● TASK REQUIREMENTS
Could you output each line of the data that follows exactly?

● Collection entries
# # #

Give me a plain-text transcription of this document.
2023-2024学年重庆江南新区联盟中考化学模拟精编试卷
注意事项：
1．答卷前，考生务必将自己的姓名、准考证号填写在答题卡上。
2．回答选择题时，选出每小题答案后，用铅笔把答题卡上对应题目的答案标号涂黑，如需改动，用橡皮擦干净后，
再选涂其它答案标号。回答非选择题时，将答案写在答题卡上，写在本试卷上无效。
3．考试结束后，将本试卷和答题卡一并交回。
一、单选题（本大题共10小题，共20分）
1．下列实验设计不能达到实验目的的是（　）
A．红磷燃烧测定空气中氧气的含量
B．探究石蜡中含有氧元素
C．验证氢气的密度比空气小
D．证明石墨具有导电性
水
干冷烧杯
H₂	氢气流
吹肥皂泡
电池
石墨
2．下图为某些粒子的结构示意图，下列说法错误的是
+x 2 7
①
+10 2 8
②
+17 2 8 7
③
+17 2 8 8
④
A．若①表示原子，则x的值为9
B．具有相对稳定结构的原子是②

# # #

● FULL RESPONSE
Give me a plain-text transcription of this document.
2023-2024学年重庆江南新区联盟中考化学模拟精编试卷
注意事项：
1．答卷前，考生务必将自己的姓名、准考证号填写在答题卡上。
2．回答选择题时，选出每小题答案后，用铅笔把答题卡上对应题目的答案标号涂黑，如需改动，用橡皮擦干净后，
再选涂其它答案标号。回答非选择题时，将答案写在答题卡上，写在本试卷上无效。
3．考试结束后，将本试卷和答题卡一并交回。
一、单选题（本大题共10小题，共20分）
1．下列实验设计不能达到实验目的的是（　）
A．红磷燃烧测定空气中氧气的含量
B．探究石蜡中含有氧元素
C．验证氢气的密度比空气小
D．证明石墨具有导电性
水
干冷烧杯
H₂	氢气流
吹肥皂泡
电池
石墨
2．下图为某些粒子的结构示意图，下列说法错误的是
+x 2 7
①
+10 2 8
②
+17 2 8 7
③
+17 2 8 8
④
A．若①表示原子，则x的值为9
B．具有相对稳定结构的原子是②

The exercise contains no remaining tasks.